Written request ▸
Extract all data as written.

=-=-=

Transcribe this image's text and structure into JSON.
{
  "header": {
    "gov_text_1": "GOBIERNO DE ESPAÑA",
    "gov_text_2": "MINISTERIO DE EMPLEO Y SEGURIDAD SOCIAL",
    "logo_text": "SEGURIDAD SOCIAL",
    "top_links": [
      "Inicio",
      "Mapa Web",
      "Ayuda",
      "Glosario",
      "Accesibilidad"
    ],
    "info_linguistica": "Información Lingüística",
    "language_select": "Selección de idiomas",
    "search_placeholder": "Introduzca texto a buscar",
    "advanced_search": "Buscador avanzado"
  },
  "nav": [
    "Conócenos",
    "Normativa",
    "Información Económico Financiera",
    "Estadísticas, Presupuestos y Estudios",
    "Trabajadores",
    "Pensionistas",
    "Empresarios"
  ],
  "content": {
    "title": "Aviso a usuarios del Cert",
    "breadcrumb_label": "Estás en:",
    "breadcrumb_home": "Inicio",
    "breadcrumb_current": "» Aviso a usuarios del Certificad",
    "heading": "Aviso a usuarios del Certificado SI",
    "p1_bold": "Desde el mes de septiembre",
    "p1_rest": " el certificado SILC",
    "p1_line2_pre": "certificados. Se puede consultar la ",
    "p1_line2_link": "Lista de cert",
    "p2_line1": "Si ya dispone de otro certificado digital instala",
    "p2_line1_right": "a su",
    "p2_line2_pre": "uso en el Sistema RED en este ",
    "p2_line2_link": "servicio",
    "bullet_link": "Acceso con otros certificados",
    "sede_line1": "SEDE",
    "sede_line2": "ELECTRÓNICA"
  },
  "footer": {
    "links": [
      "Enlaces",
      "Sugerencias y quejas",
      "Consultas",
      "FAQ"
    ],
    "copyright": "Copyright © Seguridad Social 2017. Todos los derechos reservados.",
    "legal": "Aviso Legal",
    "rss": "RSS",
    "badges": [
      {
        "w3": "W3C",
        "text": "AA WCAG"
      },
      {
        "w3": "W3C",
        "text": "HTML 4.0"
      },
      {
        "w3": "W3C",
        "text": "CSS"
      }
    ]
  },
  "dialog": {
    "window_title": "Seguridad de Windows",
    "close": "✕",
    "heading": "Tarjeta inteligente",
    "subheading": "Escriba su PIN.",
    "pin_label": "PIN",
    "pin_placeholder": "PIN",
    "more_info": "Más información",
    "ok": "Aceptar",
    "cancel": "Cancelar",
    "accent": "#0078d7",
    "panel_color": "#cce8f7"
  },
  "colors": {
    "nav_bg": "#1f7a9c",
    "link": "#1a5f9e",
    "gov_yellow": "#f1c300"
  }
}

=-=-=

Answer to the exercise ▸
Transcribe this image's text and structure into JSON.
{
  "header": {
    "gov_text_1": "GOBIERNO DE ESPAÑA",
    "gov_text_2": "MINISTERIO DE EMPLEO Y SEGURIDAD SOCIAL",
    "logo_text": "SEGURIDAD SOCIAL",
    "top_links": [
      "Inicio",
      "Mapa Web",
      "Ayuda",
      "Glosario",
      "Accesibilidad"
    ],
    "info_linguistica": "Información Lingüística",
    "language_select": "Selección de idiomas",
    "search_placeholder": "Introduzca texto a buscar",
    "advanced_search": "Buscador avanzado"
  },
  "nav": [
    "Conócenos",
    "Normativa",
    "Información Económico Financiera",
    "Estadísticas, Presupuestos y Estudios",
    "Trabajadores",
    "Pensionistas",
    "Empresarios"
  ],
  "content": {
    "title": "Aviso a usuarios del Cert",
    "breadcrumb_label": "Estás en:",
    "breadcrumb_home": "Inicio",
    "breadcrumb_current": "» Aviso a usuarios del Certificad",
    "heading": "Aviso a usuarios del Certificado SI",
    "p1_bold": "Desde el mes de septiembre",
    "p1_rest": " el certificado SILC",
    "p1_line2_pre": "certificados. Se puede consultar la ",
    "p1_line2_link": "Lista de cert",
    "p2_line1": "Si ya dispone de otro certificado digital instala",
    "p2_line1_right": "a su",
    "p2_line2_pre": "uso en el Sistema RED en este ",
    "p2_line2_link": "servicio",
    "bullet_link": "Acceso con otros certificados",
    "sede_line1": "SEDE",
    "sede_line2": "ELECTRÓNICA"
  },
  "footer": {
    "links": [
      "Enlaces",
      "Sugerencias y quejas",
      "Consultas",
      "FAQ"
    ],
    "copyright": "Copyright © Seguridad Social 2017. Todos los derechos reservados.",
    "legal": "Aviso Legal",
    "rss": "RSS",
    "badges": [
      {
        "w3": "W3C",
        "text": "AA WCAG"
      },
      {
        "w3": "W3C",
        "text": "HTML 4.0"
      },
      {
        "w3": "W3C",
        "text": "CSS"
      }
    ]
  },
  "dialog": {
    "window_title": "Seguridad de Windows",
    "close": "✕",
    "heading": "Tarjeta inteligente",
    "subheading": "Escriba su PIN.",
    "pin_label": "PIN",
    "pin_placeholder": "PIN",
    "more_info": "Más información",
    "ok": "Aceptar",
    "cancel": "Cancelar",
    "accent": "#0078d7",
    "panel_color": "#cce8f7"
  },
  "colors": {
    "nav_bg": "#1f7a9c",
    "link": "#1a5f9e",
    "gov_yellow": "#f1c300"
  }
}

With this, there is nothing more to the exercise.